**SUPPLIED INFORMATION:**
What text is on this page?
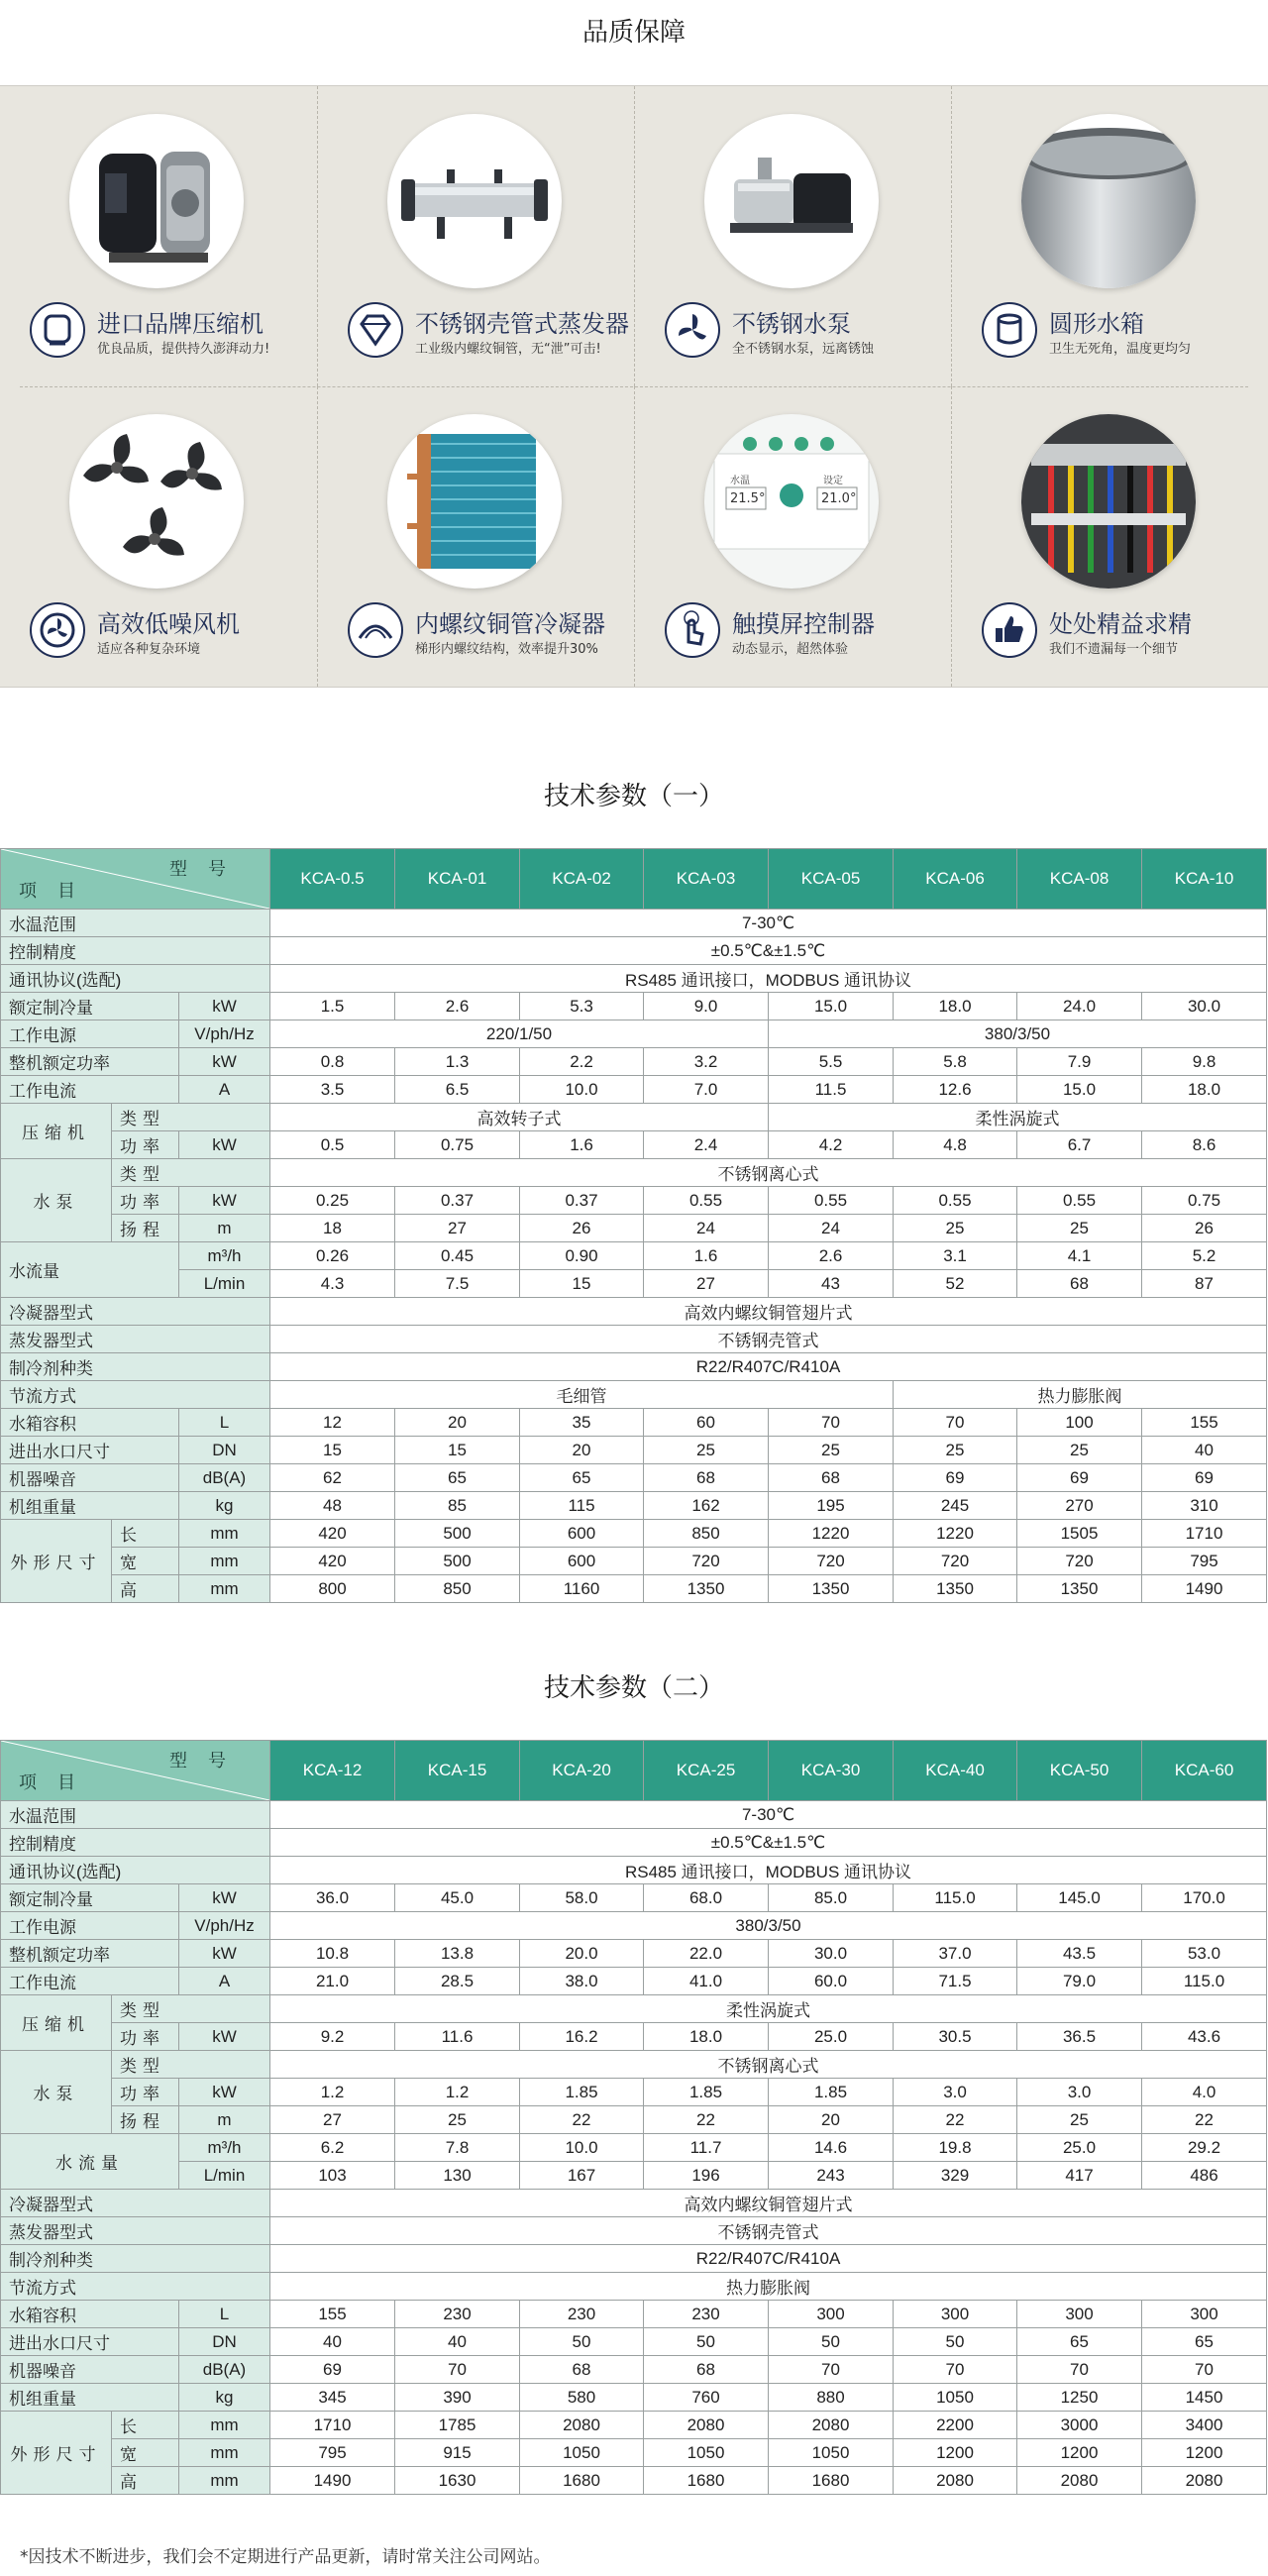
品质保障
进口品牌压缩机
优良品质，提供持久澎湃动力!
不锈钢壳管式蒸发器
工业级内螺纹铜管，无“泄”可击!
不锈钢水泵
全不锈钢水泵，远离锈蚀
圆形水箱
卫生无死角，温度更均匀
高效低噪风机
适应各种复杂环境
内螺纹铜管冷凝器
梯形内螺纹结构，效率提升30%
水温
21.5°
设定
21.0°
触摸屏控制器
动态显示，超然体验
处处精益求精
我们不遗漏每一个细节
技术参数（一）
型 号
项 目			KCA-0.5	KCA-01	KCA-02	KCA-03	KCA-05	KCA-06	KCA-08	KCA-10
水温范围			7-30℃							
控制精度			±0.5℃&±1.5℃							
通讯协议(选配)			RS485 通讯接口，MODBUS 通讯协议							
额定制冷量		kW	1.5	2.6	5.3	9.0	15.0	18.0	24.0	30.0
工作电源		V/ph/Hz	220/1/50				380/3/50			
整机额定功率		kW	0.8	1.3	2.2	3.2	5.5	5.8	7.9	9.8
工作电流		A	3.5	6.5	10.0	7.0	11.5	12.6	15.0	18.0
压缩机	类型		高效转子式				柔性涡旋式			
	功率	kW	0.5	0.75	1.6	2.4	4.2	4.8	6.7	8.6
水泵	类型		不锈钢离心式							
	功率	kW	0.25	0.37	0.37	0.55	0.55	0.55	0.55	0.75
	扬程	m	18	27	26	24	24	25	25	26
水流量		m³/h	0.26	0.45	0.90	1.6	2.6	3.1	4.1	5.2
		L/min	4.3	7.5	15	27	43	52	68	87
冷凝器型式			高效内螺纹铜管翅片式							
蒸发器型式			不锈钢壳管式							
制冷剂种类			R22/R407C/R410A							
节流方式			毛细管					热力膨胀阀		
水箱容积		L	12	20	35	60	70	70	100	155
进出水口尺寸		DN	15	15	20	25	25	25	25	40
机器噪音		dB(A)	62	65	65	68	68	69	69	69
机组重量		kg	48	85	115	162	195	245	270	310
外形尺寸	长	mm	420	500	600	850	1220	1220	1505	1710
	宽	mm	420	500	600	720	720	720	720	795
	高	mm	800	850	1160	1350	1350	1350	1350	1490
技术参数（二）
型 号
项 目			KCA-12	KCA-15	KCA-20	KCA-25	KCA-30	KCA-40	KCA-50	KCA-60
水温范围			7-30℃							
控制精度			±0.5℃&±1.5℃							
通讯协议(选配)			RS485 通讯接口，MODBUS 通讯协议							
额定制冷量		kW	36.0	45.0	58.0	68.0	85.0	115.0	145.0	170.0
工作电源		V/ph/Hz	380/3/50							
整机额定功率		kW	10.8	13.8	20.0	22.0	30.0	37.0	43.5	53.0
工作电流		A	21.0	28.5	38.0	41.0	60.0	71.5	79.0	115.0
压缩机	类型		柔性涡旋式							
	功率	kW	9.2	11.6	16.2	18.0	25.0	30.5	36.5	43.6
水泵	类型		不锈钢离心式							
	功率	kW	1.2	1.2	1.85	1.85	1.85	3.0	3.0	4.0
	扬程	m	27	25	22	22	20	22	25	22
水流量		m³/h	6.2	7.8	10.0	11.7	14.6	19.8	25.0	29.2
		L/min	103	130	167	196	243	329	417	486
冷凝器型式			高效内螺纹铜管翅片式							
蒸发器型式			不锈钢壳管式							
制冷剂种类			R22/R407C/R410A							
节流方式			热力膨胀阀							
水箱容积		L	155	230	230	230	300	300	300	300
进出水口尺寸		DN	40	40	50	50	50	50	65	65
机器噪音		dB(A)	69	70	68	68	70	70	70	70
机组重量		kg	345	390	580	760	880	1050	1250	1450
外形尺寸	长	mm	1710	1785	2080	2080	2080	2200	3000	3400
	宽	mm	795	915	1050	1050	1050	1200	1200	1200
	高	mm	1490	1630	1680	1680	1680	2080	2080	2080
*因技术不断进步，我们会不定期进行产品更新，请时常关注公司网站。
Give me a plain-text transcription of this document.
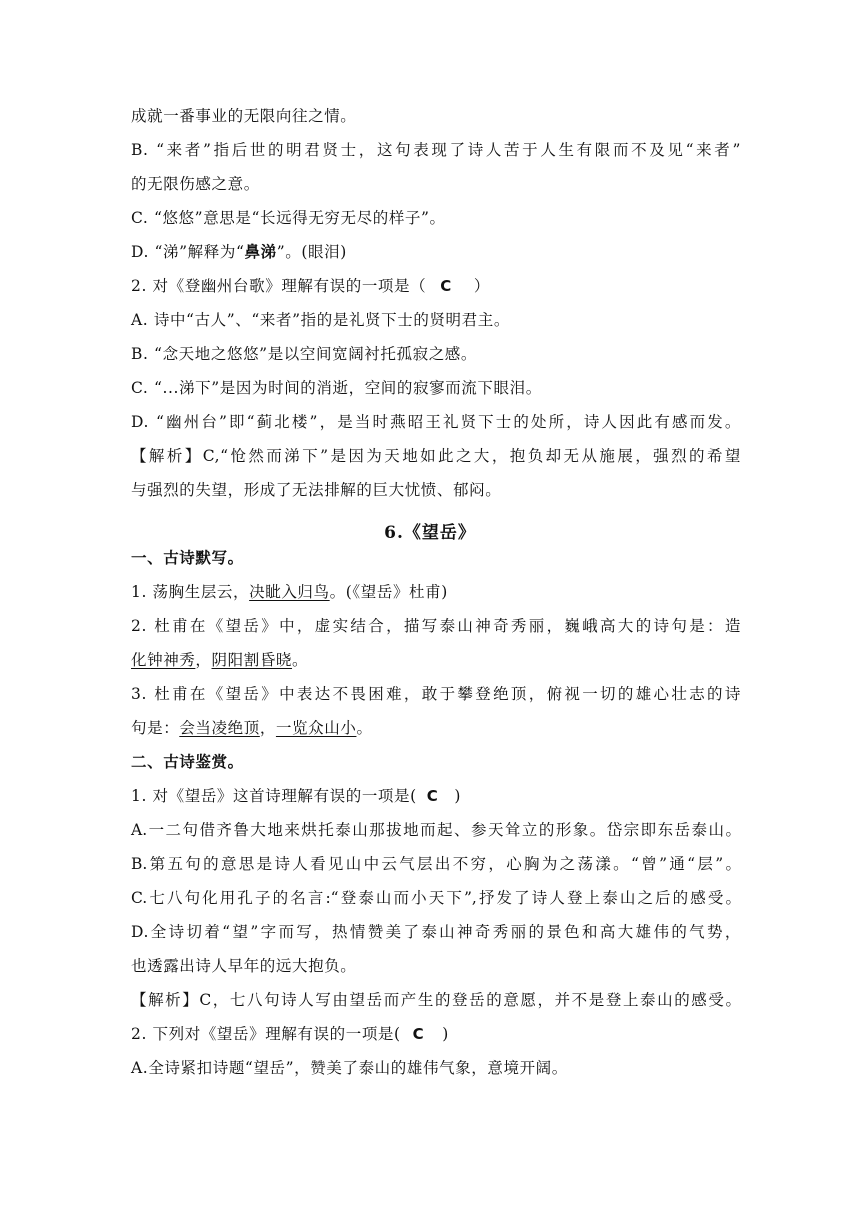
成就一番事业的无限向往之情。
B. “来者”指后世的明君贤士，这句表现了诗人苦于人生有限而不及见“来者”
的无限伤感之意。
C. “悠悠”意思是“长远得无穷无尽的样子”。
D. “涕”解释为“鼻涕”。(眼泪)
2. 对《登幽州台歌》理解有误的一项是（ C ）
A. 诗中“古人”、“来者”指的是礼贤下士的贤明君主。
B. “念天地之悠悠”是以空间宽阔衬托孤寂之感。
C. “...涕下”是因为时间的消逝，空间的寂寥而流下眼泪。
D. “幽州台”即“蓟北楼”，是当时燕昭王礼贤下士的处所，诗人因此有感而发。
【解析】C,“怆然而涕下”是因为天地如此之大，抱负却无从施展，强烈的希望
与强烈的失望，形成了无法排解的巨大忧愤、郁闷。
6.《望岳》
一、古诗默写。
1. 荡胸生层云，决眦入归鸟。(《望岳》杜甫)
2. 杜甫在《望岳》中，虚实结合，描写泰山神奇秀丽，巍峨高大的诗句是：造
化钟神秀，阴阳割昏晓。
3. 杜甫在《望岳》中表达不畏困难，敢于攀登绝顶，俯视一切的雄心壮志的诗
句是：会当凌绝顶，一览众山小。
二、古诗鉴赏。
1. 对《望岳》这首诗理解有误的一项是( C )
A.一二句借齐鲁大地来烘托泰山那拔地而起、参天耸立的形象。岱宗即东岳泰山。
B.第五句的意思是诗人看见山中云气层出不穷，心胸为之荡漾。“曾”通“层”。
C.七八句化用孔子的名言:“登泰山而小天下”,抒发了诗人登上泰山之后的感受。
D.全诗切着“望”字而写，热情赞美了泰山神奇秀丽的景色和高大雄伟的气势，
也透露出诗人早年的远大抱负。
【解析】C，七八句诗人写由望岳而产生的登岳的意愿，并不是登上泰山的感受。
2. 下列对《望岳》理解有误的一项是( C )
A.全诗紧扣诗题“望岳”，赞美了泰山的雄伟气象，意境开阔。
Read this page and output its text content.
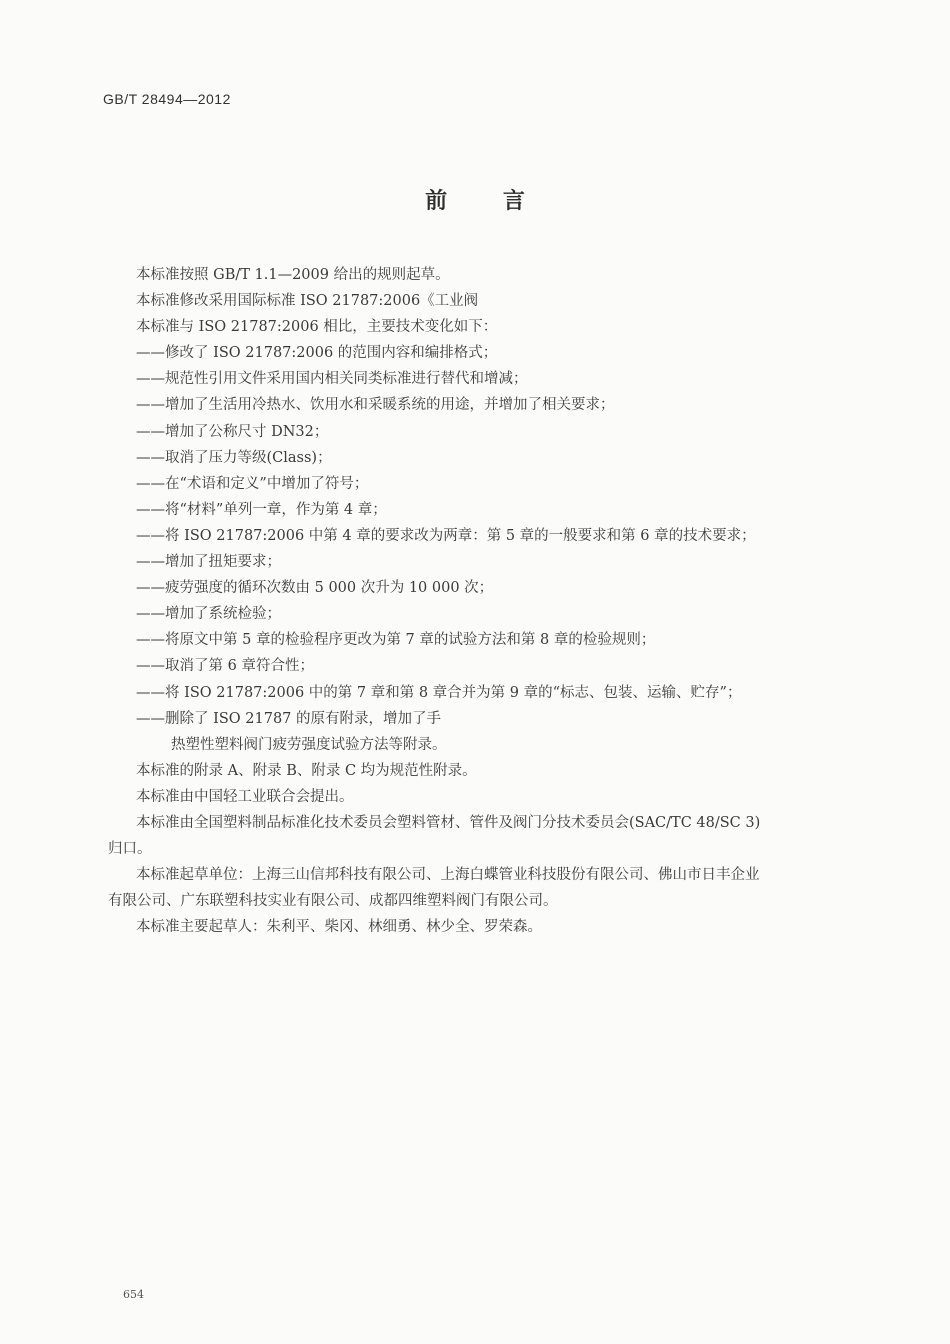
GB/T 28494—2012
前	言
本标准按照 GB/T 1.1—2009 给出的规则起草。
本标准修改采用国际标准 ISO 21787:2006《工业阀
本标准与 ISO 21787:2006 相比，主要技术变化如下：
——修改了 ISO 21787:2006 的范围内容和编排格式；
——规范性引用文件采用国内相关同类标准进行替代和增减；
——增加了生活用冷热水、饮用水和采暖系统的用途，并增加了相关要求；
——增加了公称尺寸 DN32；
——取消了压力等级(Class)；
——在“术语和定义”中增加了符号；
——将“材料”单列一章，作为第 4 章；
——将 ISO 21787:2006 中第 4 章的要求改为两章：第 5 章的一般要求和第 6 章的技术要求；
——增加了扭矩要求；
——疲劳强度的循环次数由 5 000 次升为 10 000 次；
——增加了系统检验；
——将原文中第 5 章的检验程序更改为第 7 章的试验方法和第 8 章的检验规则；
——取消了第 6 章符合性；
——将 ISO 21787:2006 中的第 7 章和第 8 章合并为第 9 章的“标志、包装、运输、贮存”；
——删除了 ISO 21787 的原有附录，增加了手
热塑性塑料阀门疲劳强度试验方法等附录。
本标准的附录 A、附录 B、附录 C 均为规范性附录。
本标准由中国轻工业联合会提出。
本标准由全国塑料制品标准化技术委员会塑料管材、管件及阀门分技术委员会(SAC/TC 48/SC 3)
归口。
本标准起草单位：上海三山信邦科技有限公司、上海白蝶管业科技股份有限公司、佛山市日丰企业
有限公司、广东联塑科技实业有限公司、成都四维塑料阀门有限公司。
本标准主要起草人：朱利平、柴冈、林细勇、林少全、罗荣森。
654
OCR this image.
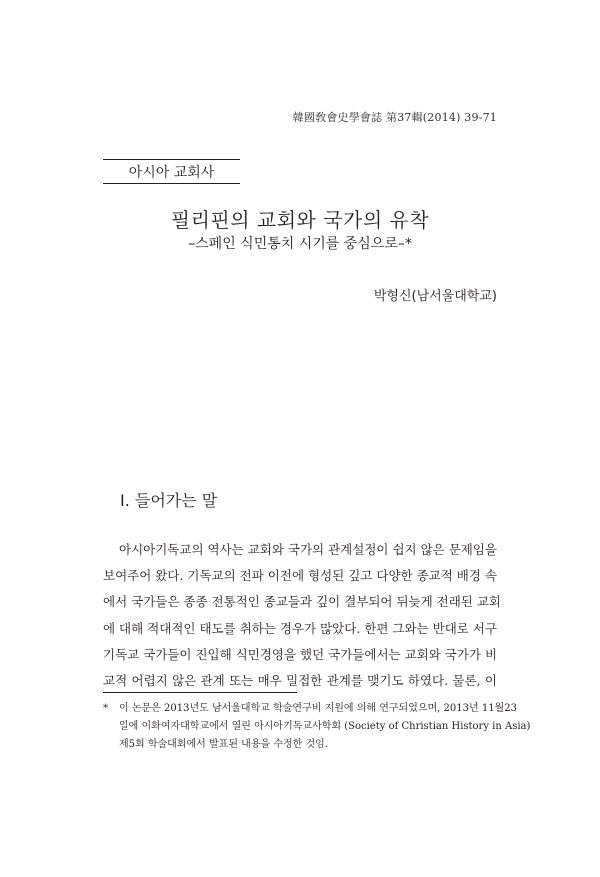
韓國敎會史學會誌 第37輯(2014) 39-71
아시아 교회사
필리핀의 교회와 국가의 유착
–스페인 식민통치 시기를 중심으로–*
박형신(남서울대학교)
Ⅰ. 들어가는 말
아시아기독교의 역사는 교회와 국가의 관계설정이 쉽지 않은 문제임을
보여주어 왔다. 기독교의 전파 이전에 형성된 깊고 다양한 종교적 배경 속
에서 국가들은 종종 전통적인 종교들과 깊이 결부되어 뒤늦게 전래된 교회
에 대해 적대적인 태도를 취하는 경우가 많았다. 한편 그와는 반대로 서구
기독교 국가들이 진입해 식민경영을 했던 국가들에서는 교회와 국가가 비
교적 어렵지 않은 관계 또는 매우 밀접한 관계를 맺기도 하였다. 물론, 이
* 이 논문은 2013년도 남서울대학교 학술연구비 지원에 의해 연구되었으며, 2013년 11월23
일에 이화여자대학교에서 열린 아시아기독교사학회 (Society of Christian History in Asia)
제5회 학술대회에서 발표된 내용을 수정한 것임.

**DIRECTIONS:** Pick each line holding the word "机组重量" out of the data and copy it.

**OUTPUT:**
机组重量		kg	48	85	115	162	195	245	270	310
机组重量		kg	345	390	580	760	880	1050	1250	1450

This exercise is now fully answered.